**Exercise goal**
Can you pull out each line of the data below that includes the word "this"?

[Stored data]
>> begin
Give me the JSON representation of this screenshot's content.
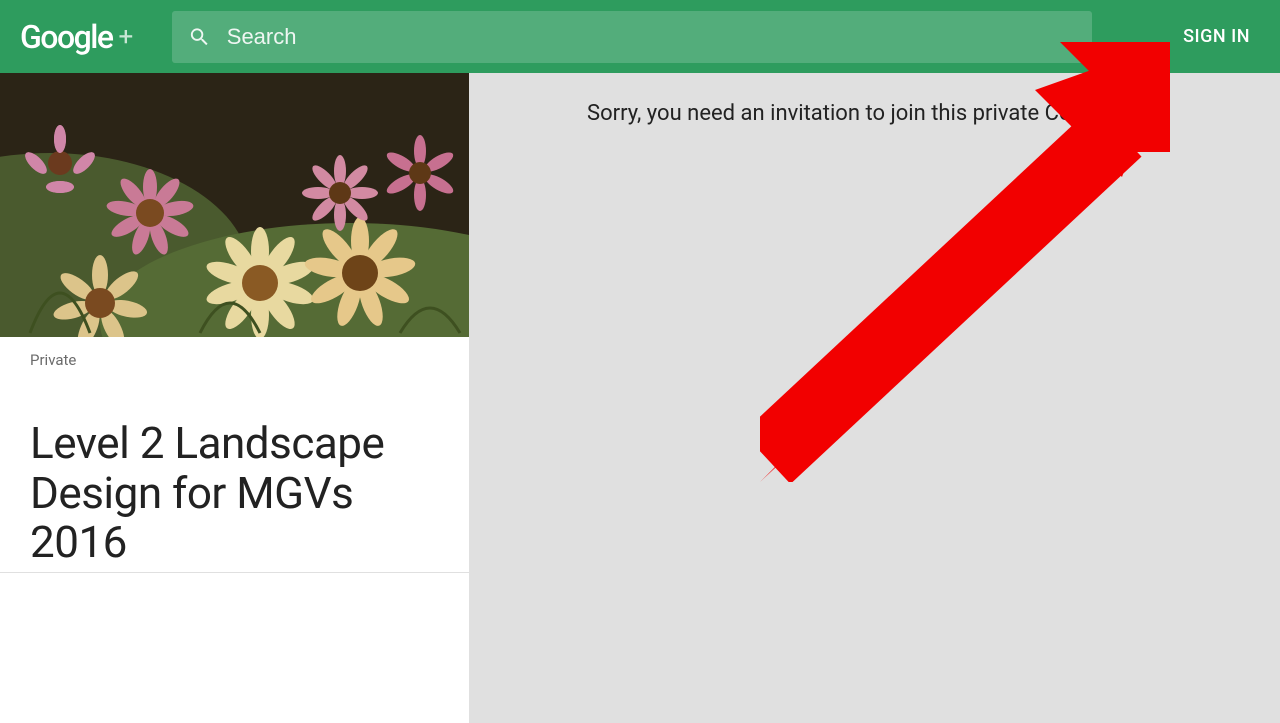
{
  "header": {
    "logo_text": "Google",
    "logo_plus": "+",
    "search_placeholder": "Search",
    "signin_label": "SIGN IN"
  },
  "sidebar": {
    "privacy_label": "Private",
    "community_title": "Level 2 Landscape Design for MGVs 2016"
  },
  "main": {
    "message": "Sorry, you need an invitation to join this private Community."
  },
  "colors": {
    "brand_green": "#2e9c5e",
    "arrow_red": "#f20000"
  }
}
>> end
**Task solution**
Give me the JSON representation of this screenshot's content.
    "message": "Sorry, you need an invitation to join this private Community."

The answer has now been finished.